**Data for analysis**
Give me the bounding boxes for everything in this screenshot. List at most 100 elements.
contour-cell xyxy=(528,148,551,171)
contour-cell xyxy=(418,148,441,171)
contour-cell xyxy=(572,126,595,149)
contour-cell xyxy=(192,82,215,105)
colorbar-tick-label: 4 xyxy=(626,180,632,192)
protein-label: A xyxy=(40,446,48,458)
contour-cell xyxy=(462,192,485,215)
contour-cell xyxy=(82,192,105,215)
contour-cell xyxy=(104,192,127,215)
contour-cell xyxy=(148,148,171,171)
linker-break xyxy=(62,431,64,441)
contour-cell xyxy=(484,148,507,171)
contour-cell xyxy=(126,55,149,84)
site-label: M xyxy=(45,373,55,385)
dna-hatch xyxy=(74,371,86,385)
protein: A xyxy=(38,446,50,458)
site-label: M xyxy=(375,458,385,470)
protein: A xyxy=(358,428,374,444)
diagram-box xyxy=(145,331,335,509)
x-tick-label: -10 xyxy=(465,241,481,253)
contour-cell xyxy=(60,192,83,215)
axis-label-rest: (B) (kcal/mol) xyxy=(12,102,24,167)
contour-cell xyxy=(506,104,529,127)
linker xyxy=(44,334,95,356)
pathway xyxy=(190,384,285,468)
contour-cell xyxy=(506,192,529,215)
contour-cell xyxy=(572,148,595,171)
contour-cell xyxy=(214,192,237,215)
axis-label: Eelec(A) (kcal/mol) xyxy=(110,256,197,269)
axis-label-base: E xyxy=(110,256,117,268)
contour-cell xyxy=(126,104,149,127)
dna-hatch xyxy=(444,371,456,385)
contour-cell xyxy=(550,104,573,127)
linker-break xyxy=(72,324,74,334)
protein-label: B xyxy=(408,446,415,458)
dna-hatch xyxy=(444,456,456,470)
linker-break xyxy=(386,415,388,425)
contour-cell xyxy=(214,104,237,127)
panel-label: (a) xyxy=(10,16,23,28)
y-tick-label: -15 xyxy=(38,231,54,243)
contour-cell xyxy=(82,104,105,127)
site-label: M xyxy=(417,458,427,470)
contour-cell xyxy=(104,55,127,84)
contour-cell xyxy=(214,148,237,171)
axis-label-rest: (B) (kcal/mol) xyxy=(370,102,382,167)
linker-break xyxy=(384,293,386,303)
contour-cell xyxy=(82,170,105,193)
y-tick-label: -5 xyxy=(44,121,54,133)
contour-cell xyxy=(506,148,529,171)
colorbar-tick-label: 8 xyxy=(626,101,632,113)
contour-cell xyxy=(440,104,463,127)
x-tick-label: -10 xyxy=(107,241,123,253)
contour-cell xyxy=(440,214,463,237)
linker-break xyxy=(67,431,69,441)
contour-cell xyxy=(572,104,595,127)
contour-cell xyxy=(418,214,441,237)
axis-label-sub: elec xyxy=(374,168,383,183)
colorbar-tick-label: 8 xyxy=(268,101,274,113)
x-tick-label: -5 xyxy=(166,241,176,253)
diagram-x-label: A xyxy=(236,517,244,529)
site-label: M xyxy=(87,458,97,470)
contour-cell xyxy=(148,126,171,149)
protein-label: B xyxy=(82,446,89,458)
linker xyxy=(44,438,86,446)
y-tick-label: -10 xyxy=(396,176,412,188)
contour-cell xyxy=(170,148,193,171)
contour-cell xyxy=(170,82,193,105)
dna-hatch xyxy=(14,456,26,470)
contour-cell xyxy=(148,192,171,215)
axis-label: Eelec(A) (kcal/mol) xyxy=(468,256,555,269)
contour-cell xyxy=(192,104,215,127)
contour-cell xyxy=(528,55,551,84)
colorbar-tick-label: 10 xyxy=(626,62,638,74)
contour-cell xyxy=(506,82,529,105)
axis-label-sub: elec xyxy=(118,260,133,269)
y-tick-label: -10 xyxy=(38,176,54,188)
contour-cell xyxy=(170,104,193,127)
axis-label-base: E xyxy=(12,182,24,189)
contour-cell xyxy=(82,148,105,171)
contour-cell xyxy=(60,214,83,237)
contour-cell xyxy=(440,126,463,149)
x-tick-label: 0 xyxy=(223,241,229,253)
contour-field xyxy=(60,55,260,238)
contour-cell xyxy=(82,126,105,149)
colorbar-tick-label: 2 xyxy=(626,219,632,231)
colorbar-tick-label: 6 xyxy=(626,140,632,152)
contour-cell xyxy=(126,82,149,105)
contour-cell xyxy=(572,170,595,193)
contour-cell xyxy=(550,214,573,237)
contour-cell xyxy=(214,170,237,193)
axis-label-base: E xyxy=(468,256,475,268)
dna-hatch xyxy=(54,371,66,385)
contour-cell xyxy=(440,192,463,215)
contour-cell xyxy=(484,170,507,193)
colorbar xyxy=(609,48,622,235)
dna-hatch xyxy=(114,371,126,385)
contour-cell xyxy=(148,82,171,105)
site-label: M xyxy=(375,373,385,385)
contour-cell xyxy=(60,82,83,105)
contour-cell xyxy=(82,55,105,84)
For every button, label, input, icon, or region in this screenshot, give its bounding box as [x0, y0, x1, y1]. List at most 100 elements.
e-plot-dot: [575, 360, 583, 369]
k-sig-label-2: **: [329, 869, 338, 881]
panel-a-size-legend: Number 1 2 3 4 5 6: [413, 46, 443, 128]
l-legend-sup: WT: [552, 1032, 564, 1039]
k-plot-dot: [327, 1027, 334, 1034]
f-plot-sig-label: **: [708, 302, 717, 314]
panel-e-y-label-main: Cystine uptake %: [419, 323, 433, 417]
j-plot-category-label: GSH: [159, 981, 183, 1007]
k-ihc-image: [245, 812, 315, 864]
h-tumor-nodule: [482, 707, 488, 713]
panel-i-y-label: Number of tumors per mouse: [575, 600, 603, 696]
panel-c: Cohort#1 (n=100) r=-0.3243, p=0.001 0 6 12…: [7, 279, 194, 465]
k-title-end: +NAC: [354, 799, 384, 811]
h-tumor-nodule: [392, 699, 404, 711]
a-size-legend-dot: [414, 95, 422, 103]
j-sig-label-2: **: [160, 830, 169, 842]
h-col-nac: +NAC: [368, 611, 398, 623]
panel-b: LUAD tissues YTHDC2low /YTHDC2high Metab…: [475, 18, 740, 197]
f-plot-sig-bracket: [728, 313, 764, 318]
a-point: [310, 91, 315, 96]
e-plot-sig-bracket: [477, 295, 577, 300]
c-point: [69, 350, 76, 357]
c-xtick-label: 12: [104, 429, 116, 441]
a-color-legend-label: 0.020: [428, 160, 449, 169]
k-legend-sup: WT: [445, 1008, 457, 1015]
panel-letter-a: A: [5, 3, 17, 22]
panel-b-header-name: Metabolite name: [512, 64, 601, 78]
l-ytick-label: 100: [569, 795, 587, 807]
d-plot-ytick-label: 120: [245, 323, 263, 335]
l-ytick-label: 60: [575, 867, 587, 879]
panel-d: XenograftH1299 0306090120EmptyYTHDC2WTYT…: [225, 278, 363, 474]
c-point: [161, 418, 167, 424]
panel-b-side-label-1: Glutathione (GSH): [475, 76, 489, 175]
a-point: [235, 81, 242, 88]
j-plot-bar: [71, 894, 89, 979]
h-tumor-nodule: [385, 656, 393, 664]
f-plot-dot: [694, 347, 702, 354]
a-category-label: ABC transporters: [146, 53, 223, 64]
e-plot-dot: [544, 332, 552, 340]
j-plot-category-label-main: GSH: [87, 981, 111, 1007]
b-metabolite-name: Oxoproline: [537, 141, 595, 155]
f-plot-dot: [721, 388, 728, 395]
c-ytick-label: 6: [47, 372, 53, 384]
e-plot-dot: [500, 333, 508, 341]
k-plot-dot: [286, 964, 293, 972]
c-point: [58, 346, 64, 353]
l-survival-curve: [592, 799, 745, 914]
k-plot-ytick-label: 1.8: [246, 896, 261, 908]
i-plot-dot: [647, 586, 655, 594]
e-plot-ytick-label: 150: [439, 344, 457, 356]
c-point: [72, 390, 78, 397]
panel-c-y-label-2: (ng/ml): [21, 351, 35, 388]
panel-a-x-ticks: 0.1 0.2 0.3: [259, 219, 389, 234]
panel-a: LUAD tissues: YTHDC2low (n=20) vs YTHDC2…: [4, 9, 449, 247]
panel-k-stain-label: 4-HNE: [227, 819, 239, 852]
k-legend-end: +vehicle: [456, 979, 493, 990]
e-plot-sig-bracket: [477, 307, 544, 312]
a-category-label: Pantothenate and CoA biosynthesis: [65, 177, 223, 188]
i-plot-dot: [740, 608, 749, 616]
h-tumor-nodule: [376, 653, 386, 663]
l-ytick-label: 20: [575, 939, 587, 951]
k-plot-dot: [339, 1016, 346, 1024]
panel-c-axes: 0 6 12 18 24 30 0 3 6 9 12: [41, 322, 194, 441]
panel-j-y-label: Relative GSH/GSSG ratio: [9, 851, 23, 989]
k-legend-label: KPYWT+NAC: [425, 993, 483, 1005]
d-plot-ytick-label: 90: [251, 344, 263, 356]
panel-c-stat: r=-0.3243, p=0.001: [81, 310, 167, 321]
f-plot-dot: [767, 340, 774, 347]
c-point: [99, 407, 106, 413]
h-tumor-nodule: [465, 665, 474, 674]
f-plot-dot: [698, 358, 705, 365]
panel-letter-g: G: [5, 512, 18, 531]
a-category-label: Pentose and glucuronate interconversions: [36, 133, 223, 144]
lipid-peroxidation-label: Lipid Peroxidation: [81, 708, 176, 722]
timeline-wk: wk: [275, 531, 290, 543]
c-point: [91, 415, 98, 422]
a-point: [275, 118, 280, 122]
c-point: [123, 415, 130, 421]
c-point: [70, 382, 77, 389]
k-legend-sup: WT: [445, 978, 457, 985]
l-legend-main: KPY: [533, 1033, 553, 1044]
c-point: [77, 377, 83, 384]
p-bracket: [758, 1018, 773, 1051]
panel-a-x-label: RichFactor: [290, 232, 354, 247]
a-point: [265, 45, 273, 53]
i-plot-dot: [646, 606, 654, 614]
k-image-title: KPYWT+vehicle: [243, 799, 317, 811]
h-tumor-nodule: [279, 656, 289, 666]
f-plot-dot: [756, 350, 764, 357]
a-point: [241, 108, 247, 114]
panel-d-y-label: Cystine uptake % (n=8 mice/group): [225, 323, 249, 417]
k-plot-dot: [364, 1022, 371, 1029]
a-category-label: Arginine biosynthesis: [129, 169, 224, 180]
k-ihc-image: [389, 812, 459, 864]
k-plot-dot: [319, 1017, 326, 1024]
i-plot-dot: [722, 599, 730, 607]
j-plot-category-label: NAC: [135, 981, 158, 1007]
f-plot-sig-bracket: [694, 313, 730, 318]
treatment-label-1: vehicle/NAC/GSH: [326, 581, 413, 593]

**Work order**
Each line above that contains the string "Number" should be identified and copied.

**Answer box**
panel-a-size-legend: Number 1 2 3 4 5 6: [413, 46, 443, 128]
panel-i-y-label: Number of tumors per mouse: [575, 600, 603, 696]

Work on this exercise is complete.